**Items listed in a dataset:**
§
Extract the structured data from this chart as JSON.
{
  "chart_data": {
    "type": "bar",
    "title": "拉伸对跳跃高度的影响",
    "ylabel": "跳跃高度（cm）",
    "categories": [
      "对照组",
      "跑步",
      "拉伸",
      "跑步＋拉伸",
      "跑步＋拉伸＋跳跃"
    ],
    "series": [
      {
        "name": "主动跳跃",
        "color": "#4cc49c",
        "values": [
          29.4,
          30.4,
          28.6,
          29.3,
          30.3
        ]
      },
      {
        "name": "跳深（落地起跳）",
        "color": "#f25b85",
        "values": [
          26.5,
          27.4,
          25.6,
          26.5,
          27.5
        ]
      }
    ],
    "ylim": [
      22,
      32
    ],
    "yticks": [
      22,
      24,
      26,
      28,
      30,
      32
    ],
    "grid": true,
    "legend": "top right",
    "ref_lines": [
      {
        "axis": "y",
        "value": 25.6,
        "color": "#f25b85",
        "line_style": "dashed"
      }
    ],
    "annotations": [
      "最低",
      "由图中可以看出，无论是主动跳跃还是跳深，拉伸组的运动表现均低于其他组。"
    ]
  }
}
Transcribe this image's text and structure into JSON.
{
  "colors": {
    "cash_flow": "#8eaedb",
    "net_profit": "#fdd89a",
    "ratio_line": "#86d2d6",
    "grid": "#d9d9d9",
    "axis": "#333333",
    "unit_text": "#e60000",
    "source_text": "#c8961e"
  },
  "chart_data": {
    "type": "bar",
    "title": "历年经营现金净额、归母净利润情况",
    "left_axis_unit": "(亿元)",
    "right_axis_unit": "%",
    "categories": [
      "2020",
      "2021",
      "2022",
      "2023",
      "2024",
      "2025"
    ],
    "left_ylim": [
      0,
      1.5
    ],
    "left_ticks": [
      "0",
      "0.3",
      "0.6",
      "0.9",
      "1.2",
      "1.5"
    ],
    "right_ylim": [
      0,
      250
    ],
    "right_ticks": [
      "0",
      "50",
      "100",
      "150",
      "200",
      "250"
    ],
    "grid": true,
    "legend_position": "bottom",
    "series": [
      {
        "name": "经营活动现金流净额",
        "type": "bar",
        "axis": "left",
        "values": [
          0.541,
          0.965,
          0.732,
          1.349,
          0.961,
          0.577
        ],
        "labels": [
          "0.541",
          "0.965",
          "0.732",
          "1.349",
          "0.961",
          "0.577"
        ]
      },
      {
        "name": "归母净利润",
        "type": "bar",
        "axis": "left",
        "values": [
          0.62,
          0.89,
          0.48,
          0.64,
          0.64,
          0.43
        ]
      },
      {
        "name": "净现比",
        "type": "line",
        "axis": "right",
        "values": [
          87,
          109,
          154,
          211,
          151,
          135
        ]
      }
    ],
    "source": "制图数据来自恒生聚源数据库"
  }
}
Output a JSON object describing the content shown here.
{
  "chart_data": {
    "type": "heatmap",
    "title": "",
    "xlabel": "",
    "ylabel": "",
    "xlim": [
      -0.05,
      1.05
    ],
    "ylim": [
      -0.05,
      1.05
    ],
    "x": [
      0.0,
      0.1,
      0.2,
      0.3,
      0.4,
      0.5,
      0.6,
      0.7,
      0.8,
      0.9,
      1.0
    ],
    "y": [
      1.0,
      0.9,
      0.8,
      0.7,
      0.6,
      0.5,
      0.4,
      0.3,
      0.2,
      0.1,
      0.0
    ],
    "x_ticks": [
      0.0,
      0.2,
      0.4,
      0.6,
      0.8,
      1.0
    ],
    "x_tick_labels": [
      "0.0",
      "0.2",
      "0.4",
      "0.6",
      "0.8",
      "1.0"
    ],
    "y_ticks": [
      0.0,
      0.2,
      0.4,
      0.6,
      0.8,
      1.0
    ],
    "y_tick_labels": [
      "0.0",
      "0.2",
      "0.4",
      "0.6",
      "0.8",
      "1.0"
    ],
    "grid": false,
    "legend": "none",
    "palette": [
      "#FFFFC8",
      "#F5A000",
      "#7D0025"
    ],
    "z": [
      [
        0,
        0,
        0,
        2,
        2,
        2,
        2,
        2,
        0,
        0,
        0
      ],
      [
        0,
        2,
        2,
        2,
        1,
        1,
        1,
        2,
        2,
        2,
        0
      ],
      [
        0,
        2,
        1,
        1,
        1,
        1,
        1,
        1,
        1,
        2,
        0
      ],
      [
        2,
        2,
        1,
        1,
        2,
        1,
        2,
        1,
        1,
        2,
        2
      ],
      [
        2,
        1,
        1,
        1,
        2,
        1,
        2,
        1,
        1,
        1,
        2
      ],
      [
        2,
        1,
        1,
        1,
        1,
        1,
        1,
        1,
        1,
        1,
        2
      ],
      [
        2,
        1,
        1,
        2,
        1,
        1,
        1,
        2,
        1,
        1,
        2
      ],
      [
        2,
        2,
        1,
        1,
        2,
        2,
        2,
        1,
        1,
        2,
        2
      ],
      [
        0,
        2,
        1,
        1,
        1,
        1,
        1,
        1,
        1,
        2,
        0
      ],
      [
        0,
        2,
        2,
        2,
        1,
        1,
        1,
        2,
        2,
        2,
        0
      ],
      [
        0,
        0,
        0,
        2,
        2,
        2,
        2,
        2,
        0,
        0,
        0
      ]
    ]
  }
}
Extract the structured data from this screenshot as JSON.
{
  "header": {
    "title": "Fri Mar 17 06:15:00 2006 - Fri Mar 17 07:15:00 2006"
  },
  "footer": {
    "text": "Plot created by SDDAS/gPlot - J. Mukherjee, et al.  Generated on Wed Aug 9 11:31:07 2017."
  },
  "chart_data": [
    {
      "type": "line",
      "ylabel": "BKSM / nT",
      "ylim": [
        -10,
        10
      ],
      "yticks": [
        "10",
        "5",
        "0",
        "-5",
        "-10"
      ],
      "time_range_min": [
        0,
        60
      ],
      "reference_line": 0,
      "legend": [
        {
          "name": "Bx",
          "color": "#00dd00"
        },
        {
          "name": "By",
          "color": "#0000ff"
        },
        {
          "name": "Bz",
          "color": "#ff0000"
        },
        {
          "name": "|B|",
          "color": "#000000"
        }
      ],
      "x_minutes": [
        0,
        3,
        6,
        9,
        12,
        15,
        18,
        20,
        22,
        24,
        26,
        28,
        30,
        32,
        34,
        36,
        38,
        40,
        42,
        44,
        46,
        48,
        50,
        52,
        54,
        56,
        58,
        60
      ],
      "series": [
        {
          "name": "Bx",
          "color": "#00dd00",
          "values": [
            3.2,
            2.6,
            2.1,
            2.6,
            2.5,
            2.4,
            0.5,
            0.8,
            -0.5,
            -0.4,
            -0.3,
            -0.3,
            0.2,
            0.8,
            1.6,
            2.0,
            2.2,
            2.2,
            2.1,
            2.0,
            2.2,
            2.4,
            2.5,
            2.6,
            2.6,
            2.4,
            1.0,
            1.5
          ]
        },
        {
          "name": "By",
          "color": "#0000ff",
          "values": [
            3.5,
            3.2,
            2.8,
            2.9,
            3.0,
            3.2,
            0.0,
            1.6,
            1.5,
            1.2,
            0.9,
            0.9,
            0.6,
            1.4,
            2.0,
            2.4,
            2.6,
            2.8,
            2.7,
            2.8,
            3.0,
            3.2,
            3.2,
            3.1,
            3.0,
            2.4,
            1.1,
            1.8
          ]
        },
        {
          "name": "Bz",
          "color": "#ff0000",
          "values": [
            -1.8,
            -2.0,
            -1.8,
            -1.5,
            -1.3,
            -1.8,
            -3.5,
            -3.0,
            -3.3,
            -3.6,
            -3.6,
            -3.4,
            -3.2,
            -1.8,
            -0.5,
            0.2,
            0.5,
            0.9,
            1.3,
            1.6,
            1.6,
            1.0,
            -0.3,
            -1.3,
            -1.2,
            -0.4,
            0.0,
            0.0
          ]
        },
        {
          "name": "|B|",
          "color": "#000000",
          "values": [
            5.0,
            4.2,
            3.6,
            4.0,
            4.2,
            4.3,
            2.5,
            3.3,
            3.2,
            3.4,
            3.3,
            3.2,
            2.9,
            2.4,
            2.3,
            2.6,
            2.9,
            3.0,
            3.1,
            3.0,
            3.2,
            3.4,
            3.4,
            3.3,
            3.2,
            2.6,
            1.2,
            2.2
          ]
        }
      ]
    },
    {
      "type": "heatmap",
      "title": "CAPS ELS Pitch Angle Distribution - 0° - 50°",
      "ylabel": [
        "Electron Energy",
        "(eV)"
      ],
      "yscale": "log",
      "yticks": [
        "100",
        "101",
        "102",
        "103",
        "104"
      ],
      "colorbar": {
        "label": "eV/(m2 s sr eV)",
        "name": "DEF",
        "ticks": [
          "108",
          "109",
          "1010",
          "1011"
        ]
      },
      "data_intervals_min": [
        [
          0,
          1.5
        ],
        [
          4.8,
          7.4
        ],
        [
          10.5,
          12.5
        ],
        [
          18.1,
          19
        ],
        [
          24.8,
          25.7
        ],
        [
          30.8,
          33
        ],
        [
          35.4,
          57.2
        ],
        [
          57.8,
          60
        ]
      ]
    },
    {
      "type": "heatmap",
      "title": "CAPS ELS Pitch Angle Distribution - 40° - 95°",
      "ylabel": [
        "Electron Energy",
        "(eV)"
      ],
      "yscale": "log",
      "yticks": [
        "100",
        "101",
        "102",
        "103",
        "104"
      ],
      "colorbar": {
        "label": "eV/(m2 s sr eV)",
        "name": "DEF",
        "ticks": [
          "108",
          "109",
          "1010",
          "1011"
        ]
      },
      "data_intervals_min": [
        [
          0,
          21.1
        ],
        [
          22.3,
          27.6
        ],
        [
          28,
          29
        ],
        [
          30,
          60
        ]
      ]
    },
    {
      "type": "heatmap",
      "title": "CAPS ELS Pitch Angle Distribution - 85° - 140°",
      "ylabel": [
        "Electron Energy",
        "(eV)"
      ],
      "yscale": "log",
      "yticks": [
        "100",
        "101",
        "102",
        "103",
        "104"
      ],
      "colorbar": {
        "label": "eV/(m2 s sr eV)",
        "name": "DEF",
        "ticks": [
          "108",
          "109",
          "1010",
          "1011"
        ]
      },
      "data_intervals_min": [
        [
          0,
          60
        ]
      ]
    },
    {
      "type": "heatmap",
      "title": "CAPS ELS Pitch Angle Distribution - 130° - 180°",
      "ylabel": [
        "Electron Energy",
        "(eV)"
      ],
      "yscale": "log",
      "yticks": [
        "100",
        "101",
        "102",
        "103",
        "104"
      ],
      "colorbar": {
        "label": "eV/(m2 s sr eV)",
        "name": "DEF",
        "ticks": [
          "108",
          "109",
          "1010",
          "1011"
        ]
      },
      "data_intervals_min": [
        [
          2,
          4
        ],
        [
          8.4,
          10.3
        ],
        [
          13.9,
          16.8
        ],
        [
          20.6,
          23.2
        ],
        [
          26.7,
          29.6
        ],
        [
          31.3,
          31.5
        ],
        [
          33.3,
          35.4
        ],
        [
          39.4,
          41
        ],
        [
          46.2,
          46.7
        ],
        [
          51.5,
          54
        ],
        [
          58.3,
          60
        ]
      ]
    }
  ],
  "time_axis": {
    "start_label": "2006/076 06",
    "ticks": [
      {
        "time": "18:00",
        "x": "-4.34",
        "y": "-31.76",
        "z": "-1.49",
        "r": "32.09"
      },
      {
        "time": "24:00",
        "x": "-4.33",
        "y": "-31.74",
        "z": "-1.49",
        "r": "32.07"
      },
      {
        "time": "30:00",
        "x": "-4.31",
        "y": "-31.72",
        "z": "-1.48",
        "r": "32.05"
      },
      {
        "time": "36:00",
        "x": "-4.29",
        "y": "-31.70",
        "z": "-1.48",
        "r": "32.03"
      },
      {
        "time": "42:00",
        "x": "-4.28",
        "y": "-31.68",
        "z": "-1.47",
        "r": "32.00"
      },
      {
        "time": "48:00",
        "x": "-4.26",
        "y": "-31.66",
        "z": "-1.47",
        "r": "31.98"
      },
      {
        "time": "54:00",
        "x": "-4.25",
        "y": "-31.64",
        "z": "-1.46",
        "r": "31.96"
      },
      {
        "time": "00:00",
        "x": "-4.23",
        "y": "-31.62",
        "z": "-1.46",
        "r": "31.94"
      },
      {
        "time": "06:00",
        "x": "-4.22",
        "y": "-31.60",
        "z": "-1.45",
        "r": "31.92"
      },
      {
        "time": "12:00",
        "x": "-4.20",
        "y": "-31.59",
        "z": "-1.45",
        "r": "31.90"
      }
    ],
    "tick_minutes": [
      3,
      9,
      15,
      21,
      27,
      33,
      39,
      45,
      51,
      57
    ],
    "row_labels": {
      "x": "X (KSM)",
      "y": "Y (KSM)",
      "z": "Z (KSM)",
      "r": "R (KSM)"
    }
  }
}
§
**Directions:** Identify and copy lines that hold the string "Extract".

**Task output:**
Extract the structured data from this chart as JSON.
Extract the structured data from this screenshot as JSON.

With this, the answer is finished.